**What is being asked:**
Look through the lines below and extract any with the word "title".

**Data entries for graphics:**
+++

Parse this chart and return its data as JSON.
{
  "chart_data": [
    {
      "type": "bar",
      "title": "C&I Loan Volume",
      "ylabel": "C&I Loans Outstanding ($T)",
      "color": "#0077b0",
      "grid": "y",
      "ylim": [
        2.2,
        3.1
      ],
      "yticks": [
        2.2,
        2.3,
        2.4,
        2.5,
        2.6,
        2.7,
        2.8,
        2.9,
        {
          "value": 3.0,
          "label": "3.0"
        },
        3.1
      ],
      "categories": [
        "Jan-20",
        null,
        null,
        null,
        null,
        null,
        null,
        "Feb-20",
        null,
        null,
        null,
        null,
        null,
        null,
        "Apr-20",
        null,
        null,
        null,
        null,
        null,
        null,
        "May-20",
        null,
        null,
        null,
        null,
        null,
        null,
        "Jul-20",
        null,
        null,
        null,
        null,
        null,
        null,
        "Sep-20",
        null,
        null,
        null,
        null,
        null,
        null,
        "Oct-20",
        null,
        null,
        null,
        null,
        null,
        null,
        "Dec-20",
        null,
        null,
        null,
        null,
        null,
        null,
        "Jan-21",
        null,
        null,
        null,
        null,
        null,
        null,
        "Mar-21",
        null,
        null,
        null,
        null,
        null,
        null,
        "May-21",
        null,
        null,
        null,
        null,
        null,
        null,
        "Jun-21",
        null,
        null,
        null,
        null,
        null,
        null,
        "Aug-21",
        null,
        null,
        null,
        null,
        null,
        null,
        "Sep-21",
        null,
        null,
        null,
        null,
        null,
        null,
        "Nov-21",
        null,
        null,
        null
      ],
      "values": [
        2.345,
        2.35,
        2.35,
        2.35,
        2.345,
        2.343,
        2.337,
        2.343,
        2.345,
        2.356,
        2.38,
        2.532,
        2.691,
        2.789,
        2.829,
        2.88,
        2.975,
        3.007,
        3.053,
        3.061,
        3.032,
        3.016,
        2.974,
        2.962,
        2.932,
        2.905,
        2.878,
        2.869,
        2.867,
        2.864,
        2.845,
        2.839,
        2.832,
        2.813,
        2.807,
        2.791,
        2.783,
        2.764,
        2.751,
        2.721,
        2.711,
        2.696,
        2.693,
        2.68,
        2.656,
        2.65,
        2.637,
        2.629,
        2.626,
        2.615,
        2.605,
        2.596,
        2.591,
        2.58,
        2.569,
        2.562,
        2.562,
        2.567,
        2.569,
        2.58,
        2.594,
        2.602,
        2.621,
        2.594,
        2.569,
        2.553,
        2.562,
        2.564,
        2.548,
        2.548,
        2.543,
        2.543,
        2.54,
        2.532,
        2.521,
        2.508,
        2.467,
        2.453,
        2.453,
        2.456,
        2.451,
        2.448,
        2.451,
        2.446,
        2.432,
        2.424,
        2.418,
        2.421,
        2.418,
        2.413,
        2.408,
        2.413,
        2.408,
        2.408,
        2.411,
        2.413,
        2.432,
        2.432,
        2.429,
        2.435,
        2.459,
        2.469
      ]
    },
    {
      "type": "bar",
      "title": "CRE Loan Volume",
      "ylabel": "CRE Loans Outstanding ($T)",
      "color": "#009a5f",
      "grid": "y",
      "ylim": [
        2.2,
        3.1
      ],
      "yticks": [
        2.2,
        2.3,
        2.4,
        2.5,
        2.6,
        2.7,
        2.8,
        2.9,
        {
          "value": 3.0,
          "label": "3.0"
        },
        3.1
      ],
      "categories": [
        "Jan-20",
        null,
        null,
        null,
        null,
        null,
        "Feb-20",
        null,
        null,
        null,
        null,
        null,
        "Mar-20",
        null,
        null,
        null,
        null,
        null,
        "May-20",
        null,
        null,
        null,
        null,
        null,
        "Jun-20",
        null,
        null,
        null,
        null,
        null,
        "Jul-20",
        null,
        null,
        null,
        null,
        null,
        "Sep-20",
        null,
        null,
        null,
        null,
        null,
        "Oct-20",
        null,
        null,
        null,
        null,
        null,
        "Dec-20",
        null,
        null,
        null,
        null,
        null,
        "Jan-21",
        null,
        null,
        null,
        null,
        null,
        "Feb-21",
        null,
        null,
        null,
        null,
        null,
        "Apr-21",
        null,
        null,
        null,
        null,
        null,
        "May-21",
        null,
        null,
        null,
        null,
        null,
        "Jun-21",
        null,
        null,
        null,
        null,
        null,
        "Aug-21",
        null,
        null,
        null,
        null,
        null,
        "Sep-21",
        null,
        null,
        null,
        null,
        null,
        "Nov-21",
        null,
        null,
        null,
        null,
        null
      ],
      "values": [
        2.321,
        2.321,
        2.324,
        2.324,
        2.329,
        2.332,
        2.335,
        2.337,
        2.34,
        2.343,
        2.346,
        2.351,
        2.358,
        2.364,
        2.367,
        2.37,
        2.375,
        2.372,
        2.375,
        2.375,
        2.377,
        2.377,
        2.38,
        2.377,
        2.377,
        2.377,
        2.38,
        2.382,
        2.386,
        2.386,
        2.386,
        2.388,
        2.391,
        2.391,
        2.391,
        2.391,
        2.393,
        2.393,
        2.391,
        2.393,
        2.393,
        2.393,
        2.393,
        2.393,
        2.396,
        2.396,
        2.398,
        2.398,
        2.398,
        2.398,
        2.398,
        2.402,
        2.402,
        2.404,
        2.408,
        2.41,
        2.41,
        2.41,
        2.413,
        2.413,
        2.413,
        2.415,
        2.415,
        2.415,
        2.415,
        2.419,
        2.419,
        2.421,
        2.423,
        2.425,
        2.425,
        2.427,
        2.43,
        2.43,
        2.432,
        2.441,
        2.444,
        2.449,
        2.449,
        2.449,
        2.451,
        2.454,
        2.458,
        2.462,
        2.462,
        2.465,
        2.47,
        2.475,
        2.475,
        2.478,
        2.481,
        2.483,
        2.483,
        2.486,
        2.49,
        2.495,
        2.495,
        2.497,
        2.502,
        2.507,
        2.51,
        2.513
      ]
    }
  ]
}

+++

**Exercise answer:**
      "title": "C&I Loan Volume",
      "title": "CRE Loan Volume",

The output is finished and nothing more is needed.